> [TO DO]
Give the number of lines in the listing below that include the word "Region", with nothing more.

Recorded data
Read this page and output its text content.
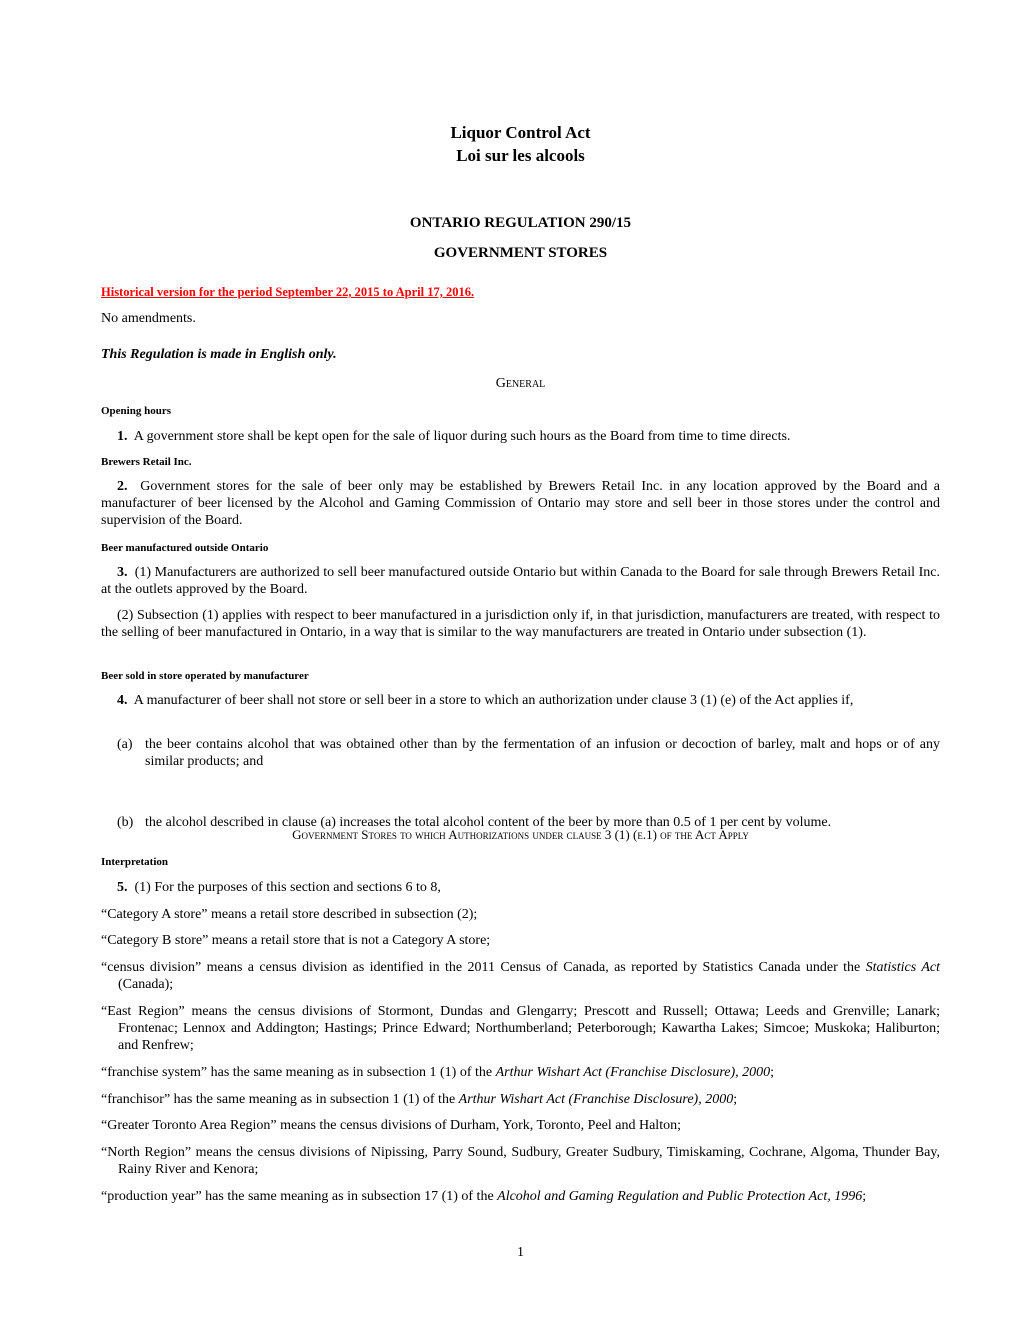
Liquor Control Act
Loi sur les alcools
ONTARIO REGULATION 290/15
GOVERNMENT STORES
Historical version for the period September 22, 2015 to April 17, 2016.
No amendments.
This Regulation is made in English only.
General
Opening hours
1. A government store shall be kept open for the sale of liquor during such hours as the Board from time to time directs.
Brewers Retail Inc.
2. Government stores for the sale of beer only may be established by Brewers Retail Inc. in any location approved by the Board and a manufacturer of beer licensed by the Alcohol and Gaming Commission of Ontario may store and sell beer in those stores under the control and supervision of the Board.
Beer manufactured outside Ontario
3. (1) Manufacturers are authorized to sell beer manufactured outside Ontario but within Canada to the Board for sale through Brewers Retail Inc. at the outlets approved by the Board.
(2) Subsection (1) applies with respect to beer manufactured in a jurisdiction only if, in that jurisdiction, manufacturers are treated, with respect to the selling of beer manufactured in Ontario, in a way that is similar to the way manufacturers are treated in Ontario under subsection (1).
Beer sold in store operated by manufacturer
4. A manufacturer of beer shall not store or sell beer in a store to which an authorization under clause 3 (1) (e) of the Act applies if,
(a) the beer contains alcohol that was obtained other than by the fermentation of an infusion or decoction of barley, malt and hops or of any similar products; and
(b) the alcohol described in clause (a) increases the total alcohol content of the beer by more than 0.5 of 1 per cent by volume.
Government Stores to which Authorizations under clause 3 (1) (e.1) of the Act Apply
Interpretation
5. (1) For the purposes of this section and sections 6 to 8,
“Category A store” means a retail store described in subsection (2);
“Category B store” means a retail store that is not a Category A store;
“census division” means a census division as identified in the 2011 Census of Canada, as reported by Statistics Canada under the Statistics Act (Canada);
“East Region” means the census divisions of Stormont, Dundas and Glengarry; Prescott and Russell; Ottawa; Leeds and Grenville; Lanark; Frontenac; Lennox and Addington; Hastings; Prince Edward; Northumberland; Peterborough; Kawartha Lakes; Simcoe; Muskoka; Haliburton; and Renfrew;
“franchise system” has the same meaning as in subsection 1 (1) of the Arthur Wishart Act (Franchise Disclosure), 2000;
“franchisor” has the same meaning as in subsection 1 (1) of the Arthur Wishart Act (Franchise Disclosure), 2000;
“Greater Toronto Area Region” means the census divisions of Durham, York, Toronto, Peel and Halton;
“North Region” means the census divisions of Nipissing, Parry Sound, Sudbury, Greater Sudbury, Timiskaming, Cochrane, Algoma, Thunder Bay, Rainy River and Kenora;
“production year” has the same meaning as in subsection 17 (1) of the Alcohol and Gaming Regulation and Public Protection Act, 1996;
1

> [SOLUTION FOR THIS EXERCISE]
3